### Written task
Entries follow. Set all of them down as they stand.

-- Begin Supplied data --

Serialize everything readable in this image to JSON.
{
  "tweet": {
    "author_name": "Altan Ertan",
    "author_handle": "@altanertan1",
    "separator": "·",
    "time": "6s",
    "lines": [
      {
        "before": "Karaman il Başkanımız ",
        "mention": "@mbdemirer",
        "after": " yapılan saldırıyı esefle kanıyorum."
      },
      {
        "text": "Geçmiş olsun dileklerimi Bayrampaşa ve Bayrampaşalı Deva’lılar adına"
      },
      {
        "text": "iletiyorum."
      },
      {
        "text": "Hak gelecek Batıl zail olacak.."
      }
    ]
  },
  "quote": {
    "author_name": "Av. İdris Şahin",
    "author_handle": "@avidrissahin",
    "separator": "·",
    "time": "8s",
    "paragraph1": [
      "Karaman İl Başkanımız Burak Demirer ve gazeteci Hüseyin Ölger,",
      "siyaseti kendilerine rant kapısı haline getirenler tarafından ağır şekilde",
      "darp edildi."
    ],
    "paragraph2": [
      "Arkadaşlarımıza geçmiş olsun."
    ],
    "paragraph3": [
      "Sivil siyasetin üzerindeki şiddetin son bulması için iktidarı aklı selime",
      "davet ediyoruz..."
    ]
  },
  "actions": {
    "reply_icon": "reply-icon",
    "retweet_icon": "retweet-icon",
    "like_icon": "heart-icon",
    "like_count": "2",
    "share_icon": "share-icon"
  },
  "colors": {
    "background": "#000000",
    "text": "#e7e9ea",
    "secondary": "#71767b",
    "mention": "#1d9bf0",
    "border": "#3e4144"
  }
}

-- End Supplied data --

### Result of the exercise
Serialize everything readable in this image to JSON.
{
  "tweet": {
    "author_name": "Altan Ertan",
    "author_handle": "@altanertan1",
    "separator": "·",
    "time": "6s",
    "lines": [
      {
        "before": "Karaman il Başkanımız ",
        "mention": "@mbdemirer",
        "after": " yapılan saldırıyı esefle kanıyorum."
      },
      {
        "text": "Geçmiş olsun dileklerimi Bayrampaşa ve Bayrampaşalı Deva’lılar adına"
      },
      {
        "text": "iletiyorum."
      },
      {
        "text": "Hak gelecek Batıl zail olacak.."
      }
    ]
  },
  "quote": {
    "author_name": "Av. İdris Şahin",
    "author_handle": "@avidrissahin",
    "separator": "·",
    "time": "8s",
    "paragraph1": [
      "Karaman İl Başkanımız Burak Demirer ve gazeteci Hüseyin Ölger,",
      "siyaseti kendilerine rant kapısı haline getirenler tarafından ağır şekilde",
      "darp edildi."
    ],
    "paragraph2": [
      "Arkadaşlarımıza geçmiş olsun."
    ],
    "paragraph3": [
      "Sivil siyasetin üzerindeki şiddetin son bulması için iktidarı aklı selime",
      "davet ediyoruz..."
    ]
  },
  "actions": {
    "reply_icon": "reply-icon",
    "retweet_icon": "retweet-icon",
    "like_icon": "heart-icon",
    "like_count": "2",
    "share_icon": "share-icon"
  },
  "colors": {
    "background": "#000000",
    "text": "#e7e9ea",
    "secondary": "#71767b",
    "mention": "#1d9bf0",
    "border": "#3e4144"
  }
}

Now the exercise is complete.